- _Set exercise_: Convert the part that opens with the line containing "what elements are" and closes with the line containing "hysplit-text: HYSPLIT (493, 88, 571, 109)", both included, into a Markdown table with the columns No. and Text, giving each line a row number and skipping blank lines. Leave the pictures out.

- _Supplied data_:

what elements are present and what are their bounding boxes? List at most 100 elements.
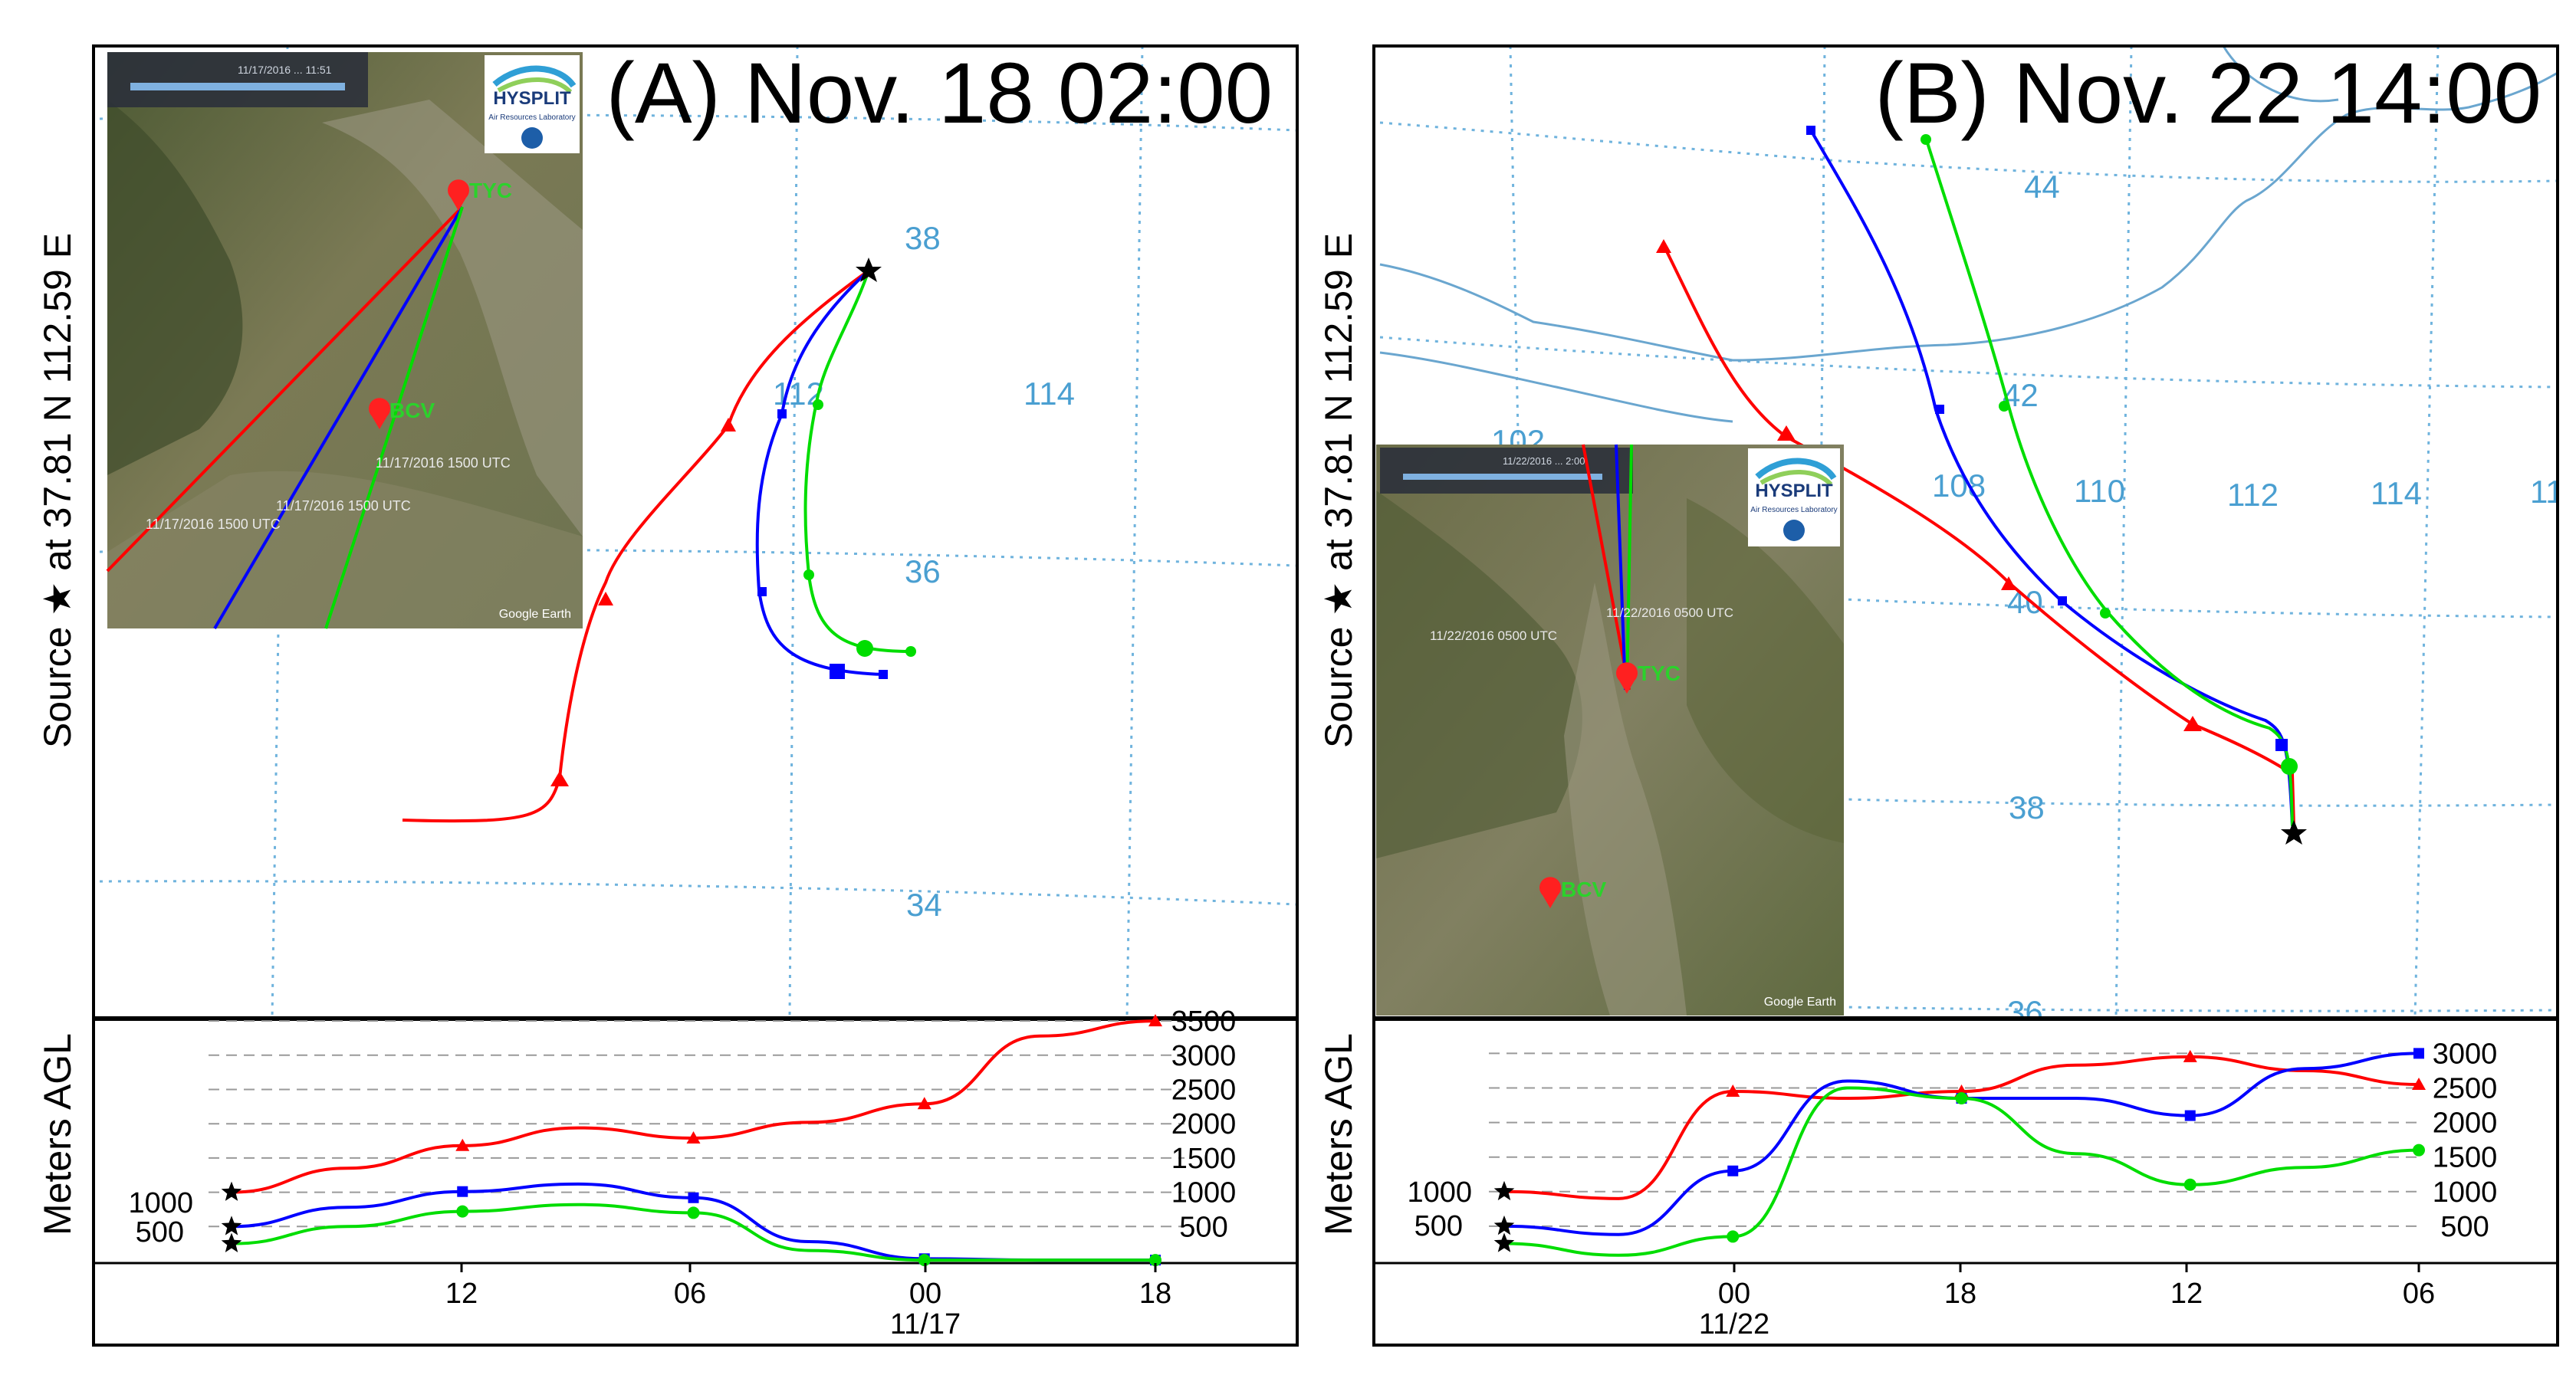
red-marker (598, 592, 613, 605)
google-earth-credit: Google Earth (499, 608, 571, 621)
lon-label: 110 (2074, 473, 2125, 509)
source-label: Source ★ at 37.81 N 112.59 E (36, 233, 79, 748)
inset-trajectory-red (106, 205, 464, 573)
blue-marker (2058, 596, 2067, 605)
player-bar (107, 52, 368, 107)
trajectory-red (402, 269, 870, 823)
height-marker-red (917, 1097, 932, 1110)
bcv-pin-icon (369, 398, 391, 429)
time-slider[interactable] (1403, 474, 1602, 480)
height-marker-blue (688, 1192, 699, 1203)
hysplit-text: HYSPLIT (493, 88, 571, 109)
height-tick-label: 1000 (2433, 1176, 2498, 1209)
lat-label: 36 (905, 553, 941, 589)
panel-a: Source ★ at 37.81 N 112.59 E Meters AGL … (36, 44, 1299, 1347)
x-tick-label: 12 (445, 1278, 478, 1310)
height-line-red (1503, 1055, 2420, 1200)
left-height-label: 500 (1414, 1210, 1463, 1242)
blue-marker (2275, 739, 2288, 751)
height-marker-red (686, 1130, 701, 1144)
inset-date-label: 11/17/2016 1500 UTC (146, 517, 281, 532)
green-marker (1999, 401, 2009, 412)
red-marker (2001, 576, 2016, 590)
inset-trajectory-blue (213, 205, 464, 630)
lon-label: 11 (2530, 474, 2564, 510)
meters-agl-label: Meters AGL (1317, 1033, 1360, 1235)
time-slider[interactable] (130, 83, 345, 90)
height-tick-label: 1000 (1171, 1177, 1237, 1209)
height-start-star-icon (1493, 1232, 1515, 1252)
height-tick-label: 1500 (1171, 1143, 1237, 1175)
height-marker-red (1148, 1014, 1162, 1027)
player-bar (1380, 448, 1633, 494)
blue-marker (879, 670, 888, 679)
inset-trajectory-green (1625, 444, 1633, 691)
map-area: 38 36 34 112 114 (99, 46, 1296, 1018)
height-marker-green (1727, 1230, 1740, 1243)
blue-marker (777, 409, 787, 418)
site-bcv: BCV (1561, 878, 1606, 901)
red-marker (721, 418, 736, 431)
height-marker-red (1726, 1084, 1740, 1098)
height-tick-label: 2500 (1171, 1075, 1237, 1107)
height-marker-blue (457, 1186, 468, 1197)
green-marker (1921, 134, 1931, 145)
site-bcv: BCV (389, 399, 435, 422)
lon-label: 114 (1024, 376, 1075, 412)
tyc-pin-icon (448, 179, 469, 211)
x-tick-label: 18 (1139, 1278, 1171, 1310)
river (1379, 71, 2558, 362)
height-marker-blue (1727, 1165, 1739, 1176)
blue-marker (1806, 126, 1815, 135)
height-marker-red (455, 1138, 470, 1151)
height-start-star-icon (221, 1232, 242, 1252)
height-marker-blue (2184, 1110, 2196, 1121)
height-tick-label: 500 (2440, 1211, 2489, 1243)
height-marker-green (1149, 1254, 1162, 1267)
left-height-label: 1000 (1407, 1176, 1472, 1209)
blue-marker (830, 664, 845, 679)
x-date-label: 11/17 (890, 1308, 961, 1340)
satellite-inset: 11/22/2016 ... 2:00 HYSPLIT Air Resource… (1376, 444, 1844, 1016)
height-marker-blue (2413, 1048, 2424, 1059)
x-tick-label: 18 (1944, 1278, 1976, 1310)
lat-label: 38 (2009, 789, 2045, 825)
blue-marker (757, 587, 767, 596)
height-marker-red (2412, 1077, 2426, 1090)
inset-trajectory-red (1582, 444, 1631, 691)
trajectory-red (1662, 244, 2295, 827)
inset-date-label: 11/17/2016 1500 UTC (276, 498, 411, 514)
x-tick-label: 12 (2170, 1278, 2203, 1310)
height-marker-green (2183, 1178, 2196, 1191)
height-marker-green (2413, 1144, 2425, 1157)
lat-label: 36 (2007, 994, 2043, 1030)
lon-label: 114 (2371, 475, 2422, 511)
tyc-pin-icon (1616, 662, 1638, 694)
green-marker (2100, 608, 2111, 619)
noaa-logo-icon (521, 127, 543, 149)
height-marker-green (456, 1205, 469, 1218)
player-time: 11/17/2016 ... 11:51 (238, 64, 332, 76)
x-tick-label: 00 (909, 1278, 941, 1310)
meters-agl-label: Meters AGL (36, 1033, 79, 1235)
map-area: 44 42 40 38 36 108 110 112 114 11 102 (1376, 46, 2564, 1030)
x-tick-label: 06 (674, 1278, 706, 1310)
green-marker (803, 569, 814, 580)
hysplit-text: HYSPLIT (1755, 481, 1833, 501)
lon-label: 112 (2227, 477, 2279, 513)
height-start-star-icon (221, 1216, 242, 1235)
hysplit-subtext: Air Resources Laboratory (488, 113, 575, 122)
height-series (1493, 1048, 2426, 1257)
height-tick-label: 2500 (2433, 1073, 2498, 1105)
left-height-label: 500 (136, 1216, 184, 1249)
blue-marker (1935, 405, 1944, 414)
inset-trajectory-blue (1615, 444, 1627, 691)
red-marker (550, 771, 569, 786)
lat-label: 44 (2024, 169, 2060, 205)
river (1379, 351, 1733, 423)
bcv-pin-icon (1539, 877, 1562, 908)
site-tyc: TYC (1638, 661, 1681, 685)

==

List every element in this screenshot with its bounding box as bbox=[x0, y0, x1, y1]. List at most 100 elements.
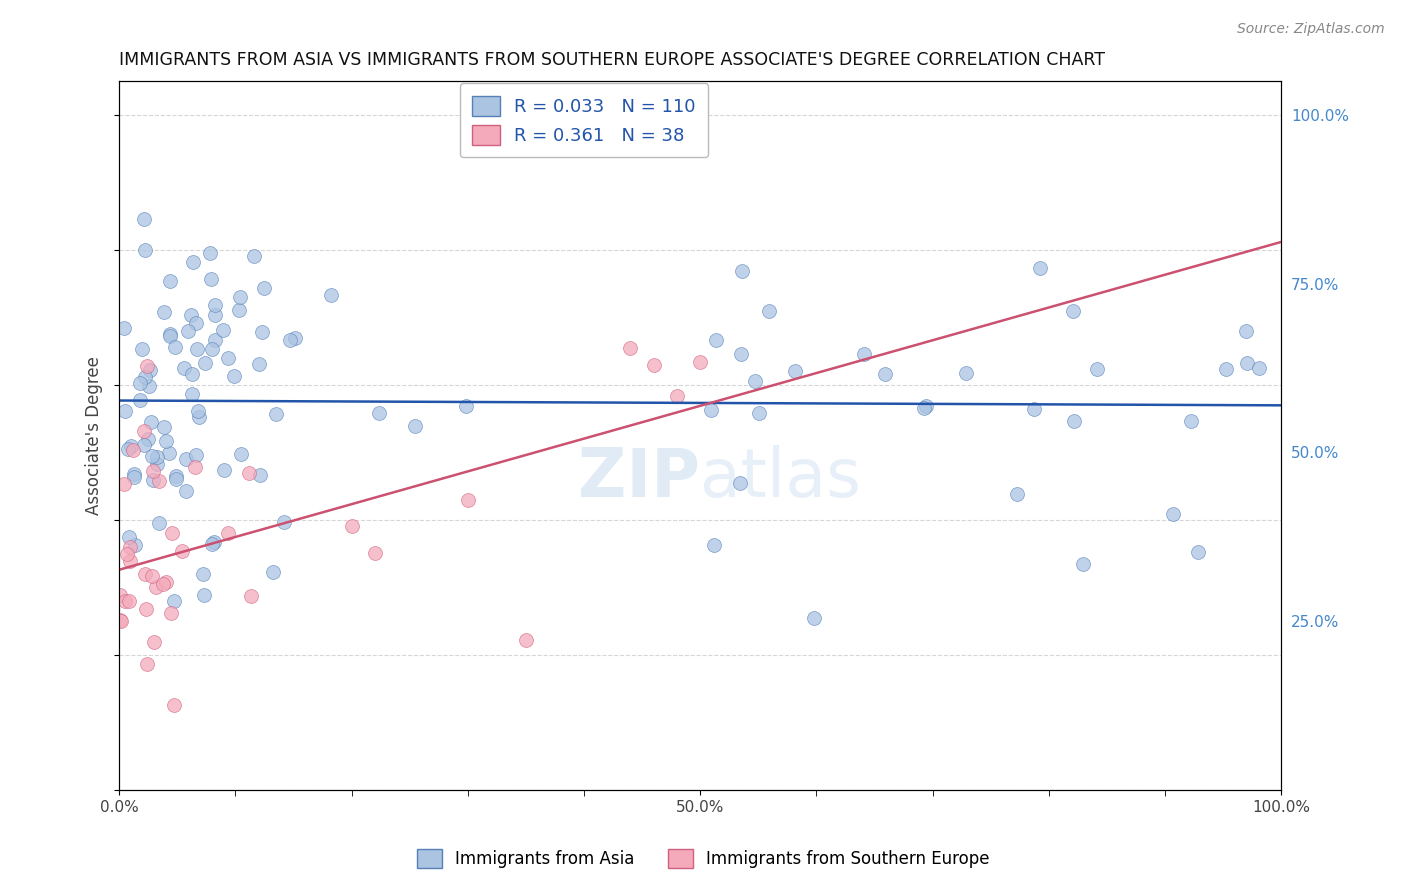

---

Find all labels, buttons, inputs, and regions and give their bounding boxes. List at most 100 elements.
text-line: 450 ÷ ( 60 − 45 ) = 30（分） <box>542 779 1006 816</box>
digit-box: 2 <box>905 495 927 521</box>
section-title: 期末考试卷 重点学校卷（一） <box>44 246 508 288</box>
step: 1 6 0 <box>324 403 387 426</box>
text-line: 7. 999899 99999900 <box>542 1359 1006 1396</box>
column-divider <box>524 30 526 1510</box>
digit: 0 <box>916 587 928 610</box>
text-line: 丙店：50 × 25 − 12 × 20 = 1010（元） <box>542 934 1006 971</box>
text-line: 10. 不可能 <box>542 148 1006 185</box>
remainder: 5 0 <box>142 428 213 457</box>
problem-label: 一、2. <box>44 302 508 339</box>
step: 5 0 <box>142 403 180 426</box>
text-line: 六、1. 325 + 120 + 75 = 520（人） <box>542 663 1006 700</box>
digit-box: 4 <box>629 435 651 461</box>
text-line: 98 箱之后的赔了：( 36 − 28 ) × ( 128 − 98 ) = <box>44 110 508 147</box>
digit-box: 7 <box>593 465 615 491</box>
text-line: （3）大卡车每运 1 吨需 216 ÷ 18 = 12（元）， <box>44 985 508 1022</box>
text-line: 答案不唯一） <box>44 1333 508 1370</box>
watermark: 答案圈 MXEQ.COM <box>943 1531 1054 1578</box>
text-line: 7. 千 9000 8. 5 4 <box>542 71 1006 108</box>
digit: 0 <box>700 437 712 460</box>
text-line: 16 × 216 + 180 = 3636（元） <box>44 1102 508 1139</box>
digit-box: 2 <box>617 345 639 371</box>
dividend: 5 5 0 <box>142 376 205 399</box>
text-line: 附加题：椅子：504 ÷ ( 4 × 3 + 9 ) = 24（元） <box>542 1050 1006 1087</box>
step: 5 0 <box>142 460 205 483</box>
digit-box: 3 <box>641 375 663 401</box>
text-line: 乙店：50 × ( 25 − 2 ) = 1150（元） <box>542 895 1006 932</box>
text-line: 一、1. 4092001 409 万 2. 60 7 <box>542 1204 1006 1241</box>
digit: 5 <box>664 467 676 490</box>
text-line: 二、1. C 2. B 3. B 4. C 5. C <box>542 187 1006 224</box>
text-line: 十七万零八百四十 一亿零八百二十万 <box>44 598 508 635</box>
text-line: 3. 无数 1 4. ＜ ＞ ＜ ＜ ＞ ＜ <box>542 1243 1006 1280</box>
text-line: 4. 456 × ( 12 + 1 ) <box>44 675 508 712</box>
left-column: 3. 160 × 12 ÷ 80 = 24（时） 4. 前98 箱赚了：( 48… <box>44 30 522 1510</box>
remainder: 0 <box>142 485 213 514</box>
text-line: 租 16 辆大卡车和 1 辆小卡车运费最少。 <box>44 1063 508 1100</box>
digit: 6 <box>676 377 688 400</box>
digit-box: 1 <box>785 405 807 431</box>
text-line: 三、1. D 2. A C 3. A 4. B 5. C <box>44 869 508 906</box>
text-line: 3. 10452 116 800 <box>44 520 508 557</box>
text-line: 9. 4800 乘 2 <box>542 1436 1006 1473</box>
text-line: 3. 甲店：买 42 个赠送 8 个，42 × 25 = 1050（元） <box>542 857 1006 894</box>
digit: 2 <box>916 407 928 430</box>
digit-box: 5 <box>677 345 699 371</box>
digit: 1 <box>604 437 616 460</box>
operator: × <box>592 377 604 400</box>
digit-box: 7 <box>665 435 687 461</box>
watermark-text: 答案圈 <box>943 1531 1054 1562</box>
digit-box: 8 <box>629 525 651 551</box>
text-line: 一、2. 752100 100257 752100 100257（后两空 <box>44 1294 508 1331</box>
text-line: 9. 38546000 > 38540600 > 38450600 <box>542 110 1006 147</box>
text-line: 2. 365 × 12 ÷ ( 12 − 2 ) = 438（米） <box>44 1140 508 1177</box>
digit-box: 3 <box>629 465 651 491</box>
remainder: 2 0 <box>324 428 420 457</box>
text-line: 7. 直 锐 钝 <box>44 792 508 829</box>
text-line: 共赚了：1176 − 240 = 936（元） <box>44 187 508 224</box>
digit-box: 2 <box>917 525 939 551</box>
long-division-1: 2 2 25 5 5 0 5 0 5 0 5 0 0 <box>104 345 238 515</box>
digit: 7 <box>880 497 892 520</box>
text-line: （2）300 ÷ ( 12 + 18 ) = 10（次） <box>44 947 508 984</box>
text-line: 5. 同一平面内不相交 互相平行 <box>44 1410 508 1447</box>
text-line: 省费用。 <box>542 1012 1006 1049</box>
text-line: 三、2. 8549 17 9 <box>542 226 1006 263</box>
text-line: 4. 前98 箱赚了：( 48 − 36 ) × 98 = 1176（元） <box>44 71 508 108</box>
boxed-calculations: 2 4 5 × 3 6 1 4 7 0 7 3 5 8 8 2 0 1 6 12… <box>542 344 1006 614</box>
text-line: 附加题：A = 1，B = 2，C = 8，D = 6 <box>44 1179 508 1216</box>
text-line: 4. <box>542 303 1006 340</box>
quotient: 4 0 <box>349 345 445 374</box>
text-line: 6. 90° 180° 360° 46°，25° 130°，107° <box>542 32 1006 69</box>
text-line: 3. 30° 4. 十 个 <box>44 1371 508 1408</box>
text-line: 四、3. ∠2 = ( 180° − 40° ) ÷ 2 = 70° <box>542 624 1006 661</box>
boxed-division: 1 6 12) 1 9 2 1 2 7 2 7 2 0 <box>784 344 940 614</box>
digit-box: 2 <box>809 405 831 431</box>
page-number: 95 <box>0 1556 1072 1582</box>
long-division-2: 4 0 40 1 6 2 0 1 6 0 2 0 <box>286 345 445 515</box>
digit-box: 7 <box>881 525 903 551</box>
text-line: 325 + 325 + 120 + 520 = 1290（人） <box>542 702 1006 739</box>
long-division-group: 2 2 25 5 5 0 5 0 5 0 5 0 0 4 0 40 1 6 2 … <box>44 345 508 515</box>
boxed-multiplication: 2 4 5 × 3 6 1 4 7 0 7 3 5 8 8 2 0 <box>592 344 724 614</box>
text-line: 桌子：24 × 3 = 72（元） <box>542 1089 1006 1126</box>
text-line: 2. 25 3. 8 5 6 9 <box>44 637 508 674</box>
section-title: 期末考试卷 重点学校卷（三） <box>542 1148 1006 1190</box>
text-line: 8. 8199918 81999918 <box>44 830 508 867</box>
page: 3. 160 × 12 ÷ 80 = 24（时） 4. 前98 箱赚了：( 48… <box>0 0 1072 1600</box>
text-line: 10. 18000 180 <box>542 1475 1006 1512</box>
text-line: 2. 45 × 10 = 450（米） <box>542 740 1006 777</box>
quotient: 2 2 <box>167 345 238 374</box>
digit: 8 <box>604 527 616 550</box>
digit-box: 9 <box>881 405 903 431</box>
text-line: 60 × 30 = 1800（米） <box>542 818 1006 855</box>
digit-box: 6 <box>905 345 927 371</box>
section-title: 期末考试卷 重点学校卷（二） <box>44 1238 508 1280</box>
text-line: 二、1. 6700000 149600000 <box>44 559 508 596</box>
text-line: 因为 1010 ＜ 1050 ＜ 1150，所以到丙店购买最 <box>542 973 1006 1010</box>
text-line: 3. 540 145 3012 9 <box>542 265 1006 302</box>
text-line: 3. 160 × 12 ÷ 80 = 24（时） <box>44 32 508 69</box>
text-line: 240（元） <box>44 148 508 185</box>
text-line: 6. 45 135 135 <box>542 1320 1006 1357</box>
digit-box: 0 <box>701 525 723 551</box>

- _Result of the task_:
| No. | Text |
|---|---|
| 1 | what elements are present and what are their bounding boxes? List at most 100 elements. |
| 2 | red-marker (598, 592, 613, 605) |
| 3 | google-earth-credit: Google Earth (499, 608, 571, 621) |
| 4 | lon-label: 110 (2074, 473, 2125, 509) |
| 5 | source-label: Source ★ at 37.81 N 112.59 E (36, 233, 79, 748) |
| 6 | inset-trajectory-red (106, 205, 464, 573) |
| 7 | blue-marker (2058, 596, 2067, 605) |
| 8 | player-bar (107, 52, 368, 107) |
| 9 | trajectory-red (402, 269, 870, 823) |
| 10 | height-marker-red (917, 1097, 932, 1110) |
| 11 | bcv-pin-icon (369, 398, 391, 429) |
| 12 | time-slider[interactable] (1403, 474, 1602, 480) |
| 13 | height-marker-blue (688, 1192, 699, 1203) |
| 14 | hysplit-text: HYSPLIT (493, 88, 571, 109) |